## [Work required]
Once the pictures are set aside, transcribe the remaining data exactly.

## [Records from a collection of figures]
--- start ---
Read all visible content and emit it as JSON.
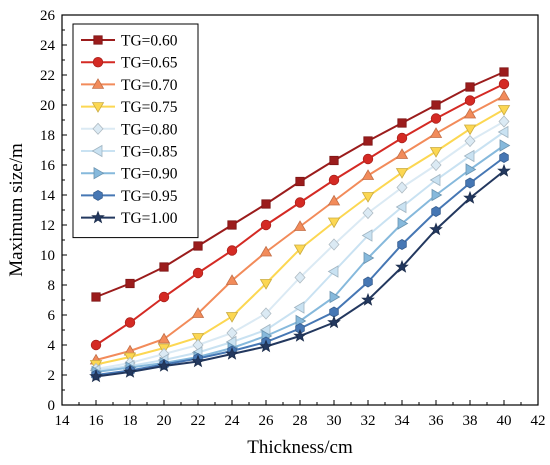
{
  "chart_data": {
    "type": "line",
    "title": "",
    "xlabel": "Thickness/cm",
    "ylabel": "Maximum size/m",
    "xlim": [
      14,
      42
    ],
    "ylim": [
      0,
      26
    ],
    "x_ticks": [
      14,
      16,
      18,
      20,
      22,
      24,
      26,
      28,
      30,
      32,
      34,
      36,
      38,
      40,
      42
    ],
    "y_ticks": [
      0,
      2,
      4,
      6,
      8,
      10,
      12,
      14,
      16,
      18,
      20,
      22,
      24,
      26
    ],
    "grid": false,
    "legend_position": "top-left",
    "x": [
      16,
      18,
      20,
      22,
      24,
      26,
      28,
      30,
      32,
      34,
      36,
      38,
      40
    ],
    "series": [
      {
        "name": "TG=0.60",
        "color": "#9b1c1c",
        "marker": "square",
        "values": [
          7.2,
          8.1,
          9.2,
          10.6,
          12.0,
          13.4,
          14.9,
          16.3,
          17.6,
          18.8,
          20.0,
          21.2,
          22.2
        ]
      },
      {
        "name": "TG=0.65",
        "color": "#d42a24",
        "marker": "circle",
        "values": [
          4.0,
          5.5,
          7.2,
          8.8,
          10.3,
          12.0,
          13.5,
          15.0,
          16.4,
          17.8,
          19.1,
          20.3,
          21.4
        ]
      },
      {
        "name": "TG=0.70",
        "color": "#f28b5a",
        "marker": "triangle-up",
        "values": [
          3.0,
          3.6,
          4.4,
          6.1,
          8.3,
          10.2,
          11.9,
          13.6,
          15.3,
          16.7,
          18.1,
          19.4,
          20.6
        ]
      },
      {
        "name": "TG=0.75",
        "color": "#fcd752",
        "marker": "triangle-down",
        "values": [
          2.7,
          3.2,
          3.8,
          4.5,
          5.9,
          8.1,
          10.4,
          12.2,
          13.9,
          15.5,
          16.9,
          18.4,
          19.7
        ]
      },
      {
        "name": "TG=0.80",
        "color": "#dbeaf4",
        "marker": "diamond",
        "values": [
          2.4,
          2.8,
          3.4,
          4.0,
          4.8,
          6.1,
          8.5,
          10.7,
          12.8,
          14.5,
          16.0,
          17.6,
          18.9
        ]
      },
      {
        "name": "TG=0.85",
        "color": "#c9e2f2",
        "marker": "triangle-left",
        "values": [
          2.3,
          2.6,
          3.0,
          3.5,
          4.2,
          5.0,
          6.5,
          8.9,
          11.3,
          13.2,
          15.0,
          16.6,
          18.2
        ]
      },
      {
        "name": "TG=0.90",
        "color": "#86b9dc",
        "marker": "triangle-right",
        "values": [
          2.2,
          2.5,
          2.8,
          3.2,
          3.8,
          4.6,
          5.6,
          7.2,
          9.8,
          12.1,
          14.0,
          15.7,
          17.3
        ]
      },
      {
        "name": "TG=0.95",
        "color": "#4677b4",
        "marker": "hexagon",
        "values": [
          2.0,
          2.3,
          2.7,
          3.1,
          3.6,
          4.2,
          5.1,
          6.2,
          8.2,
          10.7,
          12.9,
          14.8,
          16.5
        ]
      },
      {
        "name": "TG=1.00",
        "color": "#23385f",
        "marker": "star",
        "values": [
          1.9,
          2.2,
          2.6,
          2.9,
          3.4,
          3.9,
          4.6,
          5.5,
          7.0,
          9.2,
          11.7,
          13.8,
          15.6
        ]
      }
    ]
  }
}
--- end ---
## [Response to this exercise]
Read all visible content and emit it as JSON.
{
  "chart_data": {
    "type": "line",
    "title": "",
    "xlabel": "Thickness/cm",
    "ylabel": "Maximum size/m",
    "xlim": [
      14,
      42
    ],
    "ylim": [
      0,
      26
    ],
    "x_ticks": [
      14,
      16,
      18,
      20,
      22,
      24,
      26,
      28,
      30,
      32,
      34,
      36,
      38,
      40,
      42
    ],
    "y_ticks": [
      0,
      2,
      4,
      6,
      8,
      10,
      12,
      14,
      16,
      18,
      20,
      22,
      24,
      26
    ],
    "grid": false,
    "legend_position": "top-left",
    "x": [
      16,
      18,
      20,
      22,
      24,
      26,
      28,
      30,
      32,
      34,
      36,
      38,
      40
    ],
    "series": [
      {
        "name": "TG=0.60",
        "color": "#9b1c1c",
        "marker": "square",
        "values": [
          7.2,
          8.1,
          9.2,
          10.6,
          12.0,
          13.4,
          14.9,
          16.3,
          17.6,
          18.8,
          20.0,
          21.2,
          22.2
        ]
      },
      {
        "name": "TG=0.65",
        "color": "#d42a24",
        "marker": "circle",
        "values": [
          4.0,
          5.5,
          7.2,
          8.8,
          10.3,
          12.0,
          13.5,
          15.0,
          16.4,
          17.8,
          19.1,
          20.3,
          21.4
        ]
      },
      {
        "name": "TG=0.70",
        "color": "#f28b5a",
        "marker": "triangle-up",
        "values": [
          3.0,
          3.6,
          4.4,
          6.1,
          8.3,
          10.2,
          11.9,
          13.6,
          15.3,
          16.7,
          18.1,
          19.4,
          20.6
        ]
      },
      {
        "name": "TG=0.75",
        "color": "#fcd752",
        "marker": "triangle-down",
        "values": [
          2.7,
          3.2,
          3.8,
          4.5,
          5.9,
          8.1,
          10.4,
          12.2,
          13.9,
          15.5,
          16.9,
          18.4,
          19.7
        ]
      },
      {
        "name": "TG=0.80",
        "color": "#dbeaf4",
        "marker": "diamond",
        "values": [
          2.4,
          2.8,
          3.4,
          4.0,
          4.8,
          6.1,
          8.5,
          10.7,
          12.8,
          14.5,
          16.0,
          17.6,
          18.9
        ]
      },
      {
        "name": "TG=0.85",
        "color": "#c9e2f2",
        "marker": "triangle-left",
        "values": [
          2.3,
          2.6,
          3.0,
          3.5,
          4.2,
          5.0,
          6.5,
          8.9,
          11.3,
          13.2,
          15.0,
          16.6,
          18.2
        ]
      },
      {
        "name": "TG=0.90",
        "color": "#86b9dc",
        "marker": "triangle-right",
        "values": [
          2.2,
          2.5,
          2.8,
          3.2,
          3.8,
          4.6,
          5.6,
          7.2,
          9.8,
          12.1,
          14.0,
          15.7,
          17.3
        ]
      },
      {
        "name": "TG=0.95",
        "color": "#4677b4",
        "marker": "hexagon",
        "values": [
          2.0,
          2.3,
          2.7,
          3.1,
          3.6,
          4.2,
          5.1,
          6.2,
          8.2,
          10.7,
          12.9,
          14.8,
          16.5
        ]
      },
      {
        "name": "TG=1.00",
        "color": "#23385f",
        "marker": "star",
        "values": [
          1.9,
          2.2,
          2.6,
          2.9,
          3.4,
          3.9,
          4.6,
          5.5,
          7.0,
          9.2,
          11.7,
          13.8,
          15.6
        ]
      }
    ]
  }
}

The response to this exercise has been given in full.